Repeat, exactly and in full, the lines of the listing below, but without any pictures.

[Collected data entries]
----

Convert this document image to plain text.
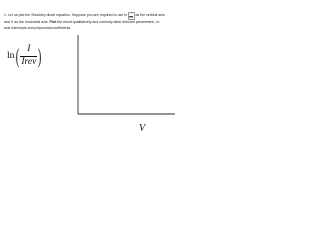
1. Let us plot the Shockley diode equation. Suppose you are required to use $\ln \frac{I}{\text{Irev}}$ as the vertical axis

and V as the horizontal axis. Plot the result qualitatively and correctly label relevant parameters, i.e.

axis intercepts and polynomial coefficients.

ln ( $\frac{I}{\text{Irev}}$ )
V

----

### ANSWER TO THE PROBLEM
Convert this document image to plain text.
1. Let us plot the Shockley diode equation. Suppose you are required to use $\ln \frac{I}{\text{Irev}}$ as the vertical axis

and V as the horizontal axis. Plot the result qualitatively and correctly label relevant parameters, i.e.

axis intercepts and polynomial coefficients.

ln ( $\frac{I}{\text{Irev}}$ )
V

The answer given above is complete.